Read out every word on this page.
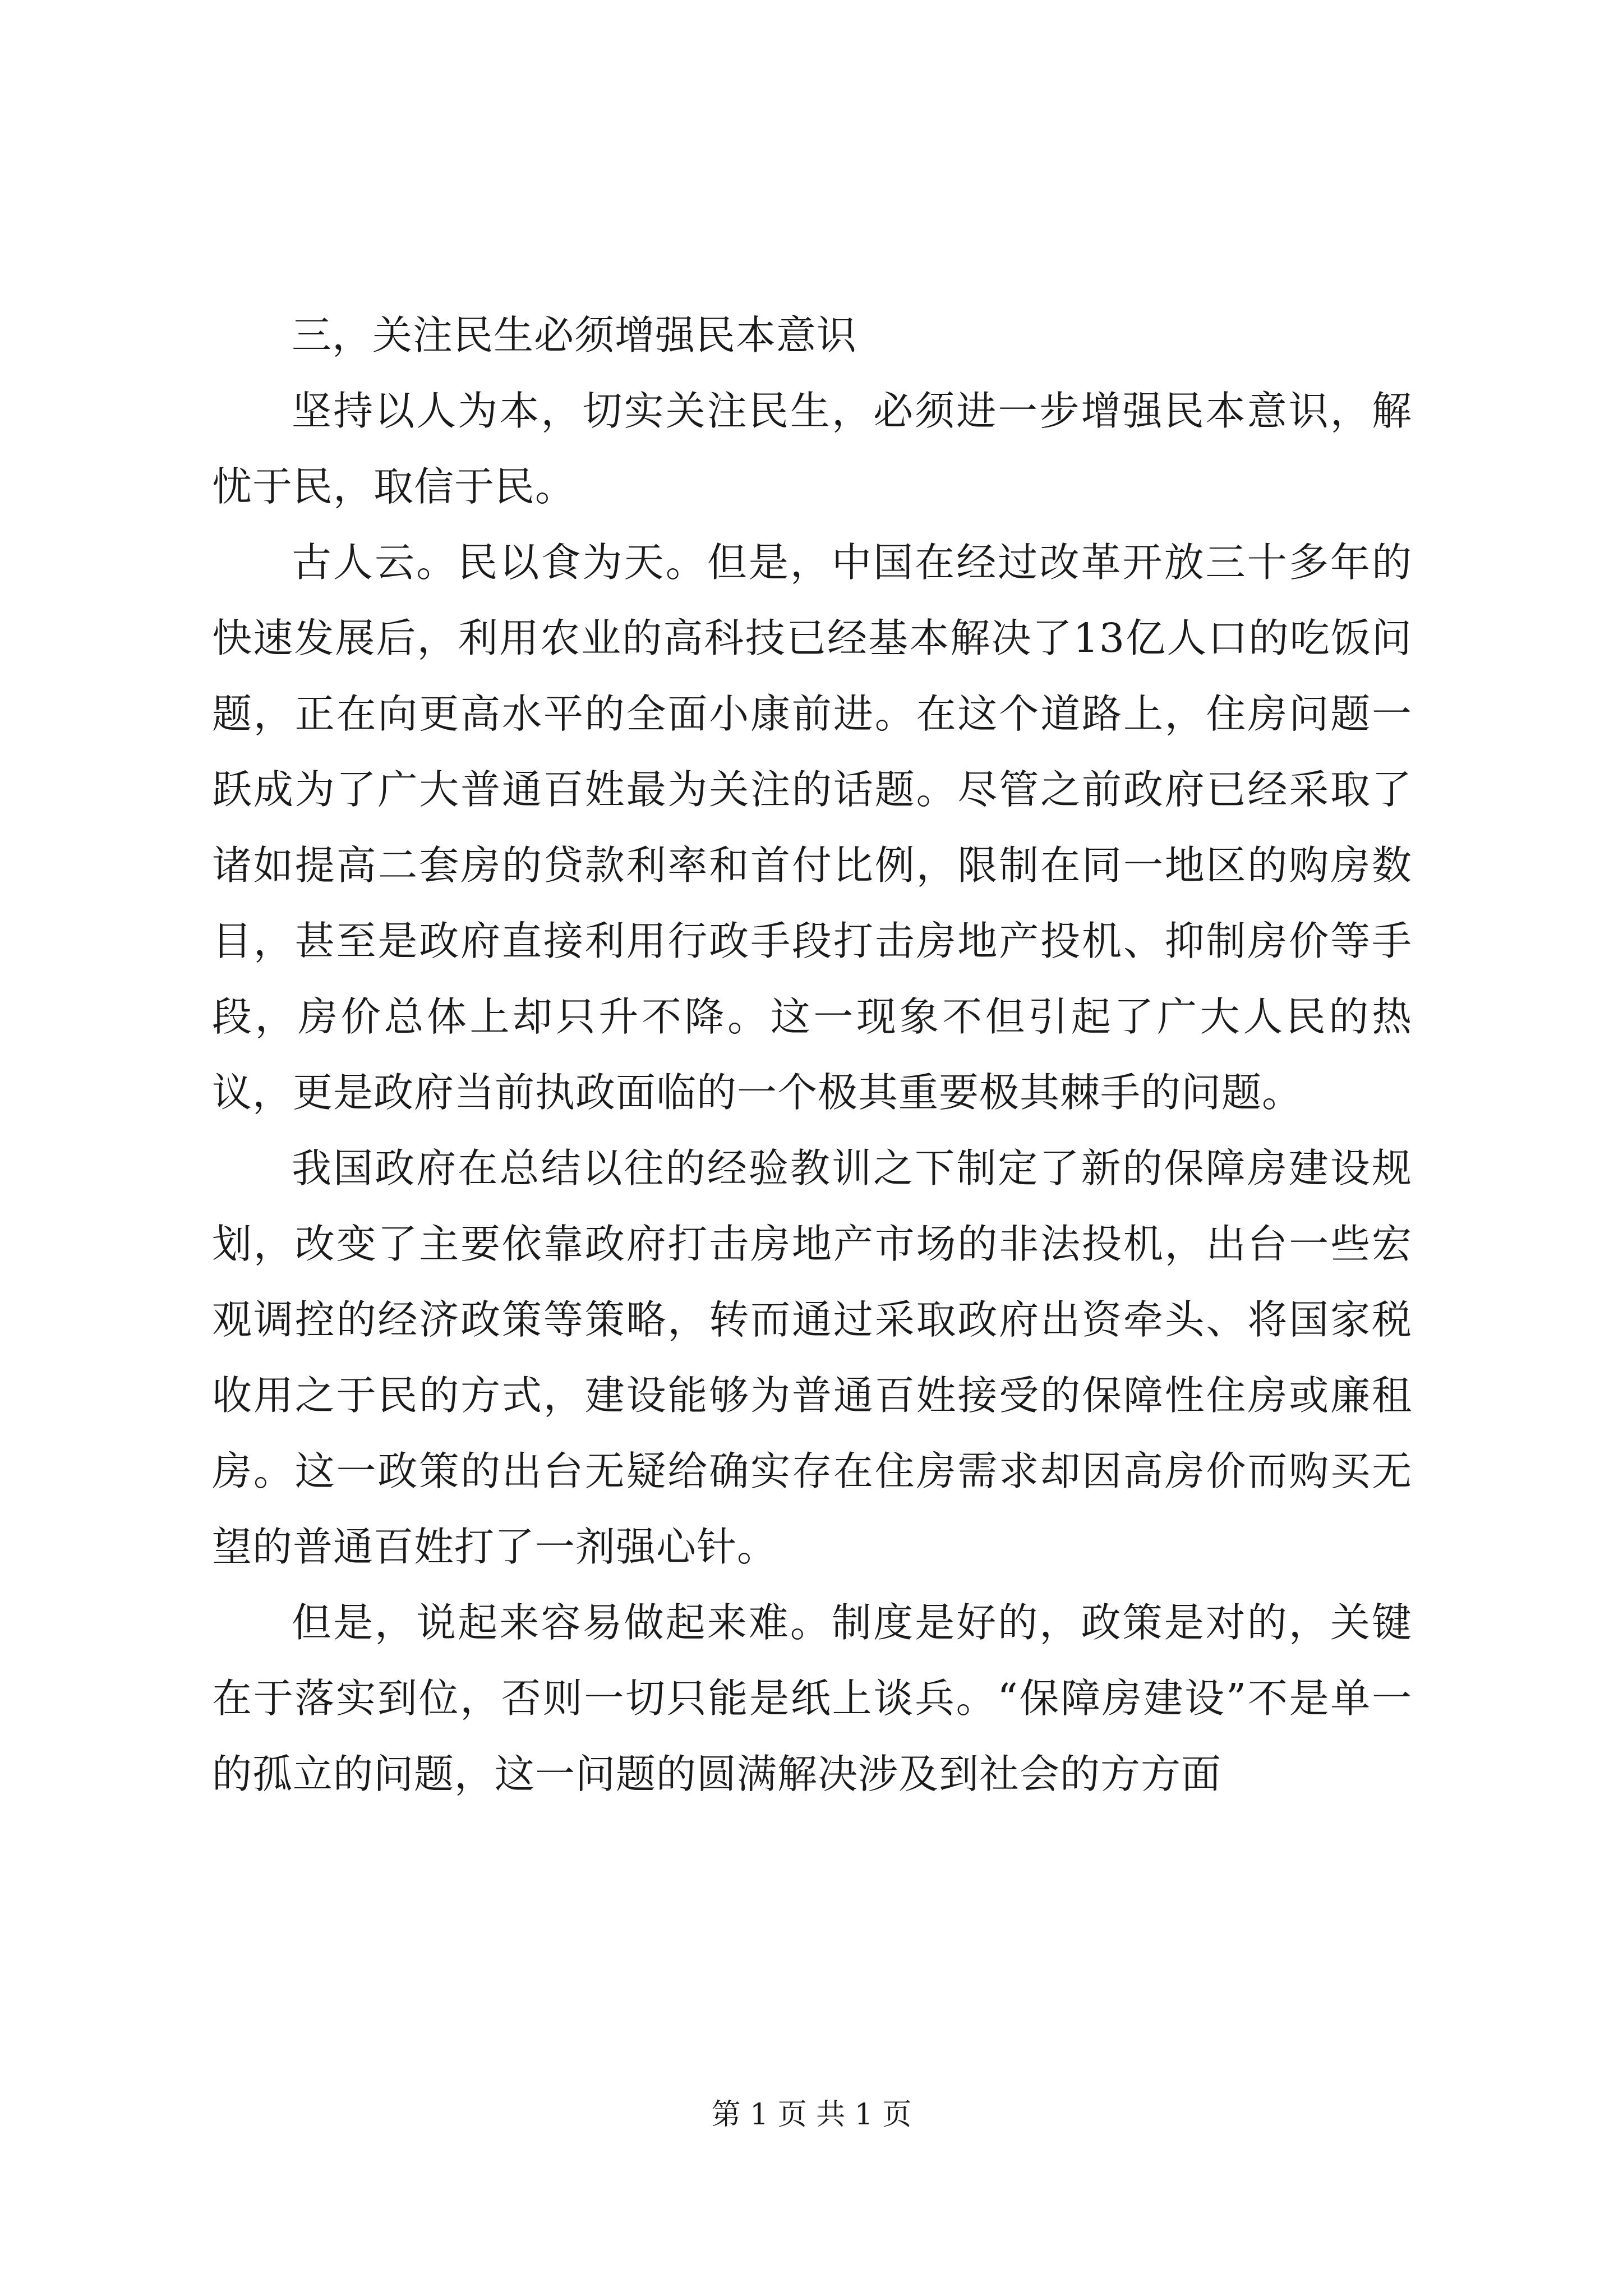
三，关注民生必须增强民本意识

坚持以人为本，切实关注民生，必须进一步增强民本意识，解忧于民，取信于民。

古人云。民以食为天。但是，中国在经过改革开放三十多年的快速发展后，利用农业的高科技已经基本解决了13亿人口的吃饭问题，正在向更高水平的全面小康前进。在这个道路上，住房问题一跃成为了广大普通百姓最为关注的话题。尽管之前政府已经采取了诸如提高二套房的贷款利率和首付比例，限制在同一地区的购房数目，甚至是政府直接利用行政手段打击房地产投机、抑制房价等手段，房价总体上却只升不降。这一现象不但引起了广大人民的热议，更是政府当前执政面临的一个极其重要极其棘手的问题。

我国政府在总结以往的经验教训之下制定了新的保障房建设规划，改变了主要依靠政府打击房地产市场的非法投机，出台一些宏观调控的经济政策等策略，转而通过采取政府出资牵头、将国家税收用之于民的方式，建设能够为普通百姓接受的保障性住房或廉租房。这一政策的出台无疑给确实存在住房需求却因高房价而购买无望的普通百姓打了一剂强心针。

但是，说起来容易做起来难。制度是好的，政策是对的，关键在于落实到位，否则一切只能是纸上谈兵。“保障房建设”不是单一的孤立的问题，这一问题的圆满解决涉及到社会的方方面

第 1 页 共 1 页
::::::::::
### PROBLEM TO WORK ON
Omit the pictures. Output every record above word for word.

### EXERCISE ANSWER
Read out every word on this page.
三，关注民生必须增强民本意识

坚持以人为本，切实关注民生，必须进一步增强民本意识，解忧于民，取信于民。

古人云。民以食为天。但是，中国在经过改革开放三十多年的快速发展后，利用农业的高科技已经基本解决了13亿人口的吃饭问题，正在向更高水平的全面小康前进。在这个道路上，住房问题一跃成为了广大普通百姓最为关注的话题。尽管之前政府已经采取了诸如提高二套房的贷款利率和首付比例，限制在同一地区的购房数目，甚至是政府直接利用行政手段打击房地产投机、抑制房价等手段，房价总体上却只升不降。这一现象不但引起了广大人民的热议，更是政府当前执政面临的一个极其重要极其棘手的问题。

我国政府在总结以往的经验教训之下制定了新的保障房建设规划，改变了主要依靠政府打击房地产市场的非法投机，出台一些宏观调控的经济政策等策略，转而通过采取政府出资牵头、将国家税收用之于民的方式，建设能够为普通百姓接受的保障性住房或廉租房。这一政策的出台无疑给确实存在住房需求却因高房价而购买无望的普通百姓打了一剂强心针。

但是，说起来容易做起来难。制度是好的，政策是对的，关键在于落实到位，否则一切只能是纸上谈兵。“保障房建设”不是单一的孤立的问题，这一问题的圆满解决涉及到社会的方方面

第 1 页 共 1 页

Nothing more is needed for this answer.